# [Problem description]
Transcribe all of the data exactly. Omit the pictures.

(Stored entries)
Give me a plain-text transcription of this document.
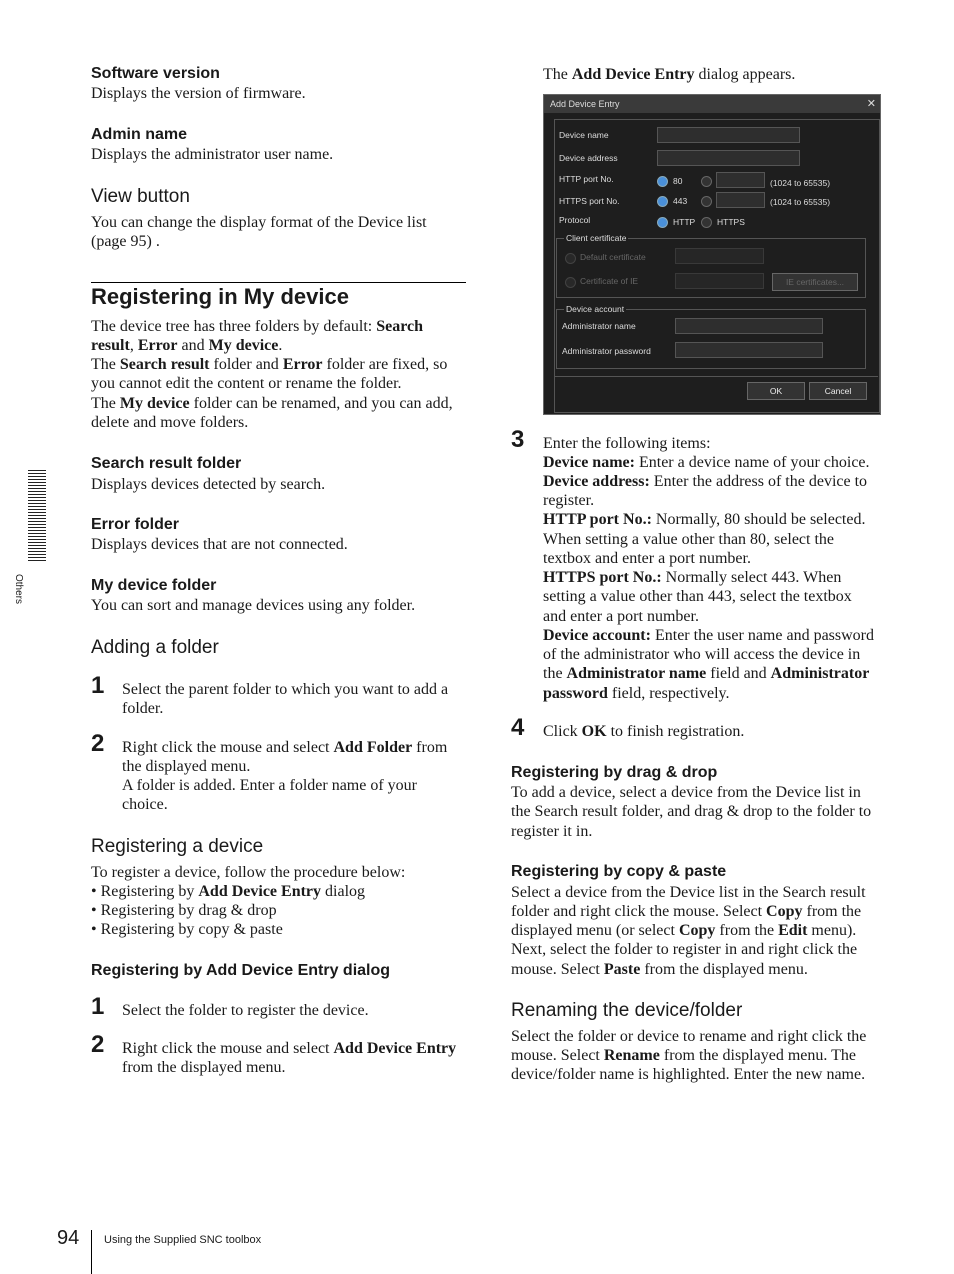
Software version
Displays the version of firmware.
Admin name
Displays the administrator user name.
View button
You can change the display format of the Device list
(page 95) .
Registering in My device
The device tree has three folders by default: Search
result, Error and My device.
The Search result folder and Error folder are fixed, so
you cannot edit the content or rename the folder.
The My device folder can be renamed, and you can add,
delete and move folders.
Search result folder
Displays devices detected by search.
Error folder
Displays devices that are not connected.
My device folder
You can sort and manage devices using any folder.
Adding a folder
1 Select the parent folder to which you want to add a
folder.
2 Right click the mouse and select Add Folder from
the displayed menu.
A folder is added. Enter a folder name of your
choice.
Registering a device
To register a device, follow the procedure below:
• Registering by Add Device Entry dialog
• Registering by drag & drop
• Registering by copy & paste
Registering by Add Device Entry dialog
1 Select the folder to register the device.
2 Right click the mouse and select Add Device Entry
from the displayed menu.
Others
The Add Device Entry dialog appears.
Add Device Entry	✕
Device name
Device address
HTTP port No.	80	(1024 to 65535)
HTTPS port No.	443	(1024 to 65535)
Protocol	HTTP	HTTPS
Client certificate
Default certificate
Certificate of IE	IE certificates...
Device account
Administrator name
Administrator password
OK	Cancel
3 Enter the following items:
Device name: Enter a device name of your choice.
Device address: Enter the address of the device to
register.
HTTP port No.: Normally, 80 should be selected.
When setting a value other than 80, select the
textbox and enter a port number.
HTTPS port No.: Normally select 443. When
setting a value other than 443, select the textbox
and enter a port number.
Device account: Enter the user name and password
of the administrator who will access the device in
the Administrator name field and Administrator
password field, respectively.
4 Click OK to finish registration.
Registering by drag & drop
To add a device, select a device from the Device list in
the Search result folder, and drag & drop to the folder to
register it in.
Registering by copy & paste
Select a device from the Device list in the Search result
folder and right click the mouse. Select Copy from the
displayed menu (or select Copy from the Edit menu).
Next, select the folder to register in and right click the
mouse. Select Paste from the displayed menu.
Renaming the device/folder
Select the folder or device to rename and right click the
mouse. Select Rename from the displayed menu. The
device/folder name is highlighted. Enter the new name.
94 Using the Supplied SNC toolbox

# [Task result]
Give me a plain-text transcription of this document.
Software version
Displays the version of firmware.
Admin name
Displays the administrator user name.
View button
You can change the display format of the Device list
(page 95) .
Registering in My device
The device tree has three folders by default: Search
result, Error and My device.
The Search result folder and Error folder are fixed, so
you cannot edit the content or rename the folder.
The My device folder can be renamed, and you can add,
delete and move folders.
Search result folder
Displays devices detected by search.
Error folder
Displays devices that are not connected.
My device folder
You can sort and manage devices using any folder.
Adding a folder
1 Select the parent folder to which you want to add a
folder.
2 Right click the mouse and select Add Folder from
the displayed menu.
A folder is added. Enter a folder name of your
choice.
Registering a device
To register a device, follow the procedure below:
• Registering by Add Device Entry dialog
• Registering by drag & drop
• Registering by copy & paste
Registering by Add Device Entry dialog
1 Select the folder to register the device.
2 Right click the mouse and select Add Device Entry
from the displayed menu.
Others
The Add Device Entry dialog appears.
Add Device Entry	✕
Device name
Device address
HTTP port No.	80	(1024 to 65535)
HTTPS port No.	443	(1024 to 65535)
Protocol	HTTP	HTTPS
Client certificate
Default certificate
Certificate of IE	IE certificates...
Device account
Administrator name
Administrator password
OK	Cancel
3 Enter the following items:
Device name: Enter a device name of your choice.
Device address: Enter the address of the device to
register.
HTTP port No.: Normally, 80 should be selected.
When setting a value other than 80, select the
textbox and enter a port number.
HTTPS port No.: Normally select 443. When
setting a value other than 443, select the textbox
and enter a port number.
Device account: Enter the user name and password
of the administrator who will access the device in
the Administrator name field and Administrator
password field, respectively.
4 Click OK to finish registration.
Registering by drag & drop
To add a device, select a device from the Device list in
the Search result folder, and drag & drop to the folder to
register it in.
Registering by copy & paste
Select a device from the Device list in the Search result
folder and right click the mouse. Select Copy from the
displayed menu (or select Copy from the Edit menu).
Next, select the folder to register in and right click the
mouse. Select Paste from the displayed menu.
Renaming the device/folder
Select the folder or device to rename and right click the
mouse. Select Rename from the displayed menu. The
device/folder name is highlighted. Enter the new name.
94 Using the Supplied SNC toolbox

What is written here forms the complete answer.